Scan the listing below and copy every line holding "stated".

**RECORDS PROVIDED**
▬▬▬

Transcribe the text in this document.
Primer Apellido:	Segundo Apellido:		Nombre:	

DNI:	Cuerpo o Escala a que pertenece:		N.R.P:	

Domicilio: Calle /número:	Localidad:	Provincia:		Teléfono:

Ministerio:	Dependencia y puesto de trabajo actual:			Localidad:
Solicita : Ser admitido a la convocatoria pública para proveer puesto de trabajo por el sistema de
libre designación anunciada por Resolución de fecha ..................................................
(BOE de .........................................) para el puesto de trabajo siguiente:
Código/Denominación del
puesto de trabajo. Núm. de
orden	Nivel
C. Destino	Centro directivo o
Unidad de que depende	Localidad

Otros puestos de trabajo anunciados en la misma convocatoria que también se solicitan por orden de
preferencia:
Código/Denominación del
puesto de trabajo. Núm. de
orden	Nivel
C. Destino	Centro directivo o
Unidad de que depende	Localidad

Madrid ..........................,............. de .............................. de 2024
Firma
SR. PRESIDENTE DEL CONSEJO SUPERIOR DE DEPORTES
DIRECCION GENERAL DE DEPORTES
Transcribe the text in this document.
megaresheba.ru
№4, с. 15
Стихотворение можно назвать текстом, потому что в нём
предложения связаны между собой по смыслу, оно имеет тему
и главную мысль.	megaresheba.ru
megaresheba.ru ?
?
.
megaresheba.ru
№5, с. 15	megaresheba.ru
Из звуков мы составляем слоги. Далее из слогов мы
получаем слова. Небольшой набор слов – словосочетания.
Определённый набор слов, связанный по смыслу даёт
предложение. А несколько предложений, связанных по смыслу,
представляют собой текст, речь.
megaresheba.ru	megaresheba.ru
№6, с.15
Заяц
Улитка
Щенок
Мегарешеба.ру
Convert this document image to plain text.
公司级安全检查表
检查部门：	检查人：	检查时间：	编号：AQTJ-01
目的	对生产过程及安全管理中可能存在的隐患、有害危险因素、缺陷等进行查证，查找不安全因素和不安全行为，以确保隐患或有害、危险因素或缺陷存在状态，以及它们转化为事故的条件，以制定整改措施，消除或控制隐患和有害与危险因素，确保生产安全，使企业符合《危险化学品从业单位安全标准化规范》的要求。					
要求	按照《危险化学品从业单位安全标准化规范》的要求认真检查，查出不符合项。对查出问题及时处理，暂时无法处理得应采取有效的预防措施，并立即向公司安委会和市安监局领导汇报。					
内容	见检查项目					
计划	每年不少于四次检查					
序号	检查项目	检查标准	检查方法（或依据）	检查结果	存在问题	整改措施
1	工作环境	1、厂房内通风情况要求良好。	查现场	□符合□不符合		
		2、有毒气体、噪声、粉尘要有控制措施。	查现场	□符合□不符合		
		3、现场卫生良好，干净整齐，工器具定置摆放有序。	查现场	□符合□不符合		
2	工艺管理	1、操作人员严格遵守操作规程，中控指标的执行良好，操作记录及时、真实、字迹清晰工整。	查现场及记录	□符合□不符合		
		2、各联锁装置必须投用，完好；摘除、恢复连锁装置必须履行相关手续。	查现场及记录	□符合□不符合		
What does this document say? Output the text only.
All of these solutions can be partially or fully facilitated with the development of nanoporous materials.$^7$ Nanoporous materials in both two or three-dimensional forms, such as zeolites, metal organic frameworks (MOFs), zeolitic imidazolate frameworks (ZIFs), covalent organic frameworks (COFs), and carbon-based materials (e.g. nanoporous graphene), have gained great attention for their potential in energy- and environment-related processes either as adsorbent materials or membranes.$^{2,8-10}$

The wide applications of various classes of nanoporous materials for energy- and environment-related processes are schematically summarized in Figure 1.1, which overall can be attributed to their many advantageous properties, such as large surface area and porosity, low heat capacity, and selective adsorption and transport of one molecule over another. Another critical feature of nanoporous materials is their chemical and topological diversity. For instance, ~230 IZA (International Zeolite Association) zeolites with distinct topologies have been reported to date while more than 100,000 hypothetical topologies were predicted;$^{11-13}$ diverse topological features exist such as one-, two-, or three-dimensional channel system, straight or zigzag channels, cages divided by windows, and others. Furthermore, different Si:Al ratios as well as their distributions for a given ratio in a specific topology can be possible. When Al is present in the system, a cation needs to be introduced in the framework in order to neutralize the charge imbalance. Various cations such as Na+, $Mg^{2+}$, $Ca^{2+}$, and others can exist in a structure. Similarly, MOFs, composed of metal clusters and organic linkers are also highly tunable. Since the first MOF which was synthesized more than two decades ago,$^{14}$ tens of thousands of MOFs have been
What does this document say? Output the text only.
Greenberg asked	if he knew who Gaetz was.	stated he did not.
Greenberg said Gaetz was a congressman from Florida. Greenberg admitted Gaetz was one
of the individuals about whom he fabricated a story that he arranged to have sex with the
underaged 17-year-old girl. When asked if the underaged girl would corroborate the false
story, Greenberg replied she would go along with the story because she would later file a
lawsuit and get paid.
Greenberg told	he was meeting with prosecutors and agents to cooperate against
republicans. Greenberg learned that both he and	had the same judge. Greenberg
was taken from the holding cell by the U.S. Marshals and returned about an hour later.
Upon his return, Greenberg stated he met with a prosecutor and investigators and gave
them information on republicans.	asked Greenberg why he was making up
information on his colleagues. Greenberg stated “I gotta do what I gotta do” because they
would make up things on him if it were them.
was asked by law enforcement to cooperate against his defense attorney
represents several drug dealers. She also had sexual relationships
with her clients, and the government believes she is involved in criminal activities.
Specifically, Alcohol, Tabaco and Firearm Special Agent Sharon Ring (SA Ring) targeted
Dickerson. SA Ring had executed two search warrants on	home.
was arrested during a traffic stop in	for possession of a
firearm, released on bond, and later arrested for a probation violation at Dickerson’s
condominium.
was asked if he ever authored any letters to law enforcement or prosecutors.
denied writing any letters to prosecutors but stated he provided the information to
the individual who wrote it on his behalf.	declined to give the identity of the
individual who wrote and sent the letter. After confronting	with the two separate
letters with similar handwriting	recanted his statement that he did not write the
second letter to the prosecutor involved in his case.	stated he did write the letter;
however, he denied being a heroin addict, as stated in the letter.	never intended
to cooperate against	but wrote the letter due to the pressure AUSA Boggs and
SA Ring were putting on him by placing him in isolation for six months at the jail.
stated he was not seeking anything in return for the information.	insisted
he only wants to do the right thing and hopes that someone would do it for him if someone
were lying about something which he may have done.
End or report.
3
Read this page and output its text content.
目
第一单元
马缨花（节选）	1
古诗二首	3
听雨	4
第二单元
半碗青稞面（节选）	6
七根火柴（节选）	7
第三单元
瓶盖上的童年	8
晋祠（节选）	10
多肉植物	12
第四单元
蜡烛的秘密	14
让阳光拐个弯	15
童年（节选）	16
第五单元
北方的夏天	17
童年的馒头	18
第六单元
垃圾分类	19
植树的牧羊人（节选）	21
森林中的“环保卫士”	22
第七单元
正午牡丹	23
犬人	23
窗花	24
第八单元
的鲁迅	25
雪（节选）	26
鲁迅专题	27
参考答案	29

▬▬▬

**RESPONSE BELOW**
Greenberg asked	if he knew who Gaetz was.	stated he did not.
Upon his return, Greenberg stated he met with a prosecutor and investigators and gave
information on his colleagues. Greenberg stated “I gotta do what I gotta do” because they
denied writing any letters to prosecutors but stated he provided the information to
second letter to the prosecutor involved in his case.	stated he did write the letter;
however, he denied being a heroin addict, as stated in the letter.	never intended
stated he was not seeking anything in return for the information.	insisted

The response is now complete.